# [Exercise requirements]
Return all lines where the word "choisit" can be found.

# [Supplied records]
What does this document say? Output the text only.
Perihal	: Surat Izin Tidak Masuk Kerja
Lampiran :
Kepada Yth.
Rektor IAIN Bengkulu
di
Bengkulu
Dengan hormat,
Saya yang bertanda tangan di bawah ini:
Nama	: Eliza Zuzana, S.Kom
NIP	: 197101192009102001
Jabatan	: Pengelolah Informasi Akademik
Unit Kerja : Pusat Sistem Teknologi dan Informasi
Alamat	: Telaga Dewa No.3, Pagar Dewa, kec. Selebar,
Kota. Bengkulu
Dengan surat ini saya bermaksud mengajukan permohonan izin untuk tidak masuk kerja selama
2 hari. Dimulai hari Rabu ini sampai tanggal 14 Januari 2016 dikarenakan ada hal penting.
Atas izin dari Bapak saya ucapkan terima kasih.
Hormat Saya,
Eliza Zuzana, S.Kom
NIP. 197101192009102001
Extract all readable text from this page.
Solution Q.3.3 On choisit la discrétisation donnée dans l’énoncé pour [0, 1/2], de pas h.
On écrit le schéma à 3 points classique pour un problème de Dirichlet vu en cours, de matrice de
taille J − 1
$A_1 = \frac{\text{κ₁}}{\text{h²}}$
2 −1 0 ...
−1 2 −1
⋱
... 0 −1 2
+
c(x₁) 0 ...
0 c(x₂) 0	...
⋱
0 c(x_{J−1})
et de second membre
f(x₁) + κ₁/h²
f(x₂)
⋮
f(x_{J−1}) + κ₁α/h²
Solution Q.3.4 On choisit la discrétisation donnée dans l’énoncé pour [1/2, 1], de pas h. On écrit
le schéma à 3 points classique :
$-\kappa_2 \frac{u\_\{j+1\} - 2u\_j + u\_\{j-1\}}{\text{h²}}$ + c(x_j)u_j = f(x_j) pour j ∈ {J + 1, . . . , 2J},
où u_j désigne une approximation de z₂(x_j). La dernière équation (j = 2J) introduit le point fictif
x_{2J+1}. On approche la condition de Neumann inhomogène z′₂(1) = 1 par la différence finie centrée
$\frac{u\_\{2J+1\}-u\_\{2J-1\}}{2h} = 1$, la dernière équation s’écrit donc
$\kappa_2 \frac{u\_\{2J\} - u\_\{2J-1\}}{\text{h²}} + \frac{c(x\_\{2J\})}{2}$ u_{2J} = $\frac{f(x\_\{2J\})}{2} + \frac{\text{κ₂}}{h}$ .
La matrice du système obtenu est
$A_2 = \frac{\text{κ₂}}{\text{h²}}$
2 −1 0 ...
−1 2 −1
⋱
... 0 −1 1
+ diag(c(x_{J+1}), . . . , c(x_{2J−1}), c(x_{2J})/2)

# [Result for this task]
Solution Q.3.3 On choisit la discrétisation donnée dans l’énoncé pour [0, 1/2], de pas h.
Solution Q.3.4 On choisit la discrétisation donnée dans l’énoncé pour [1/2, 1], de pas h. On écrit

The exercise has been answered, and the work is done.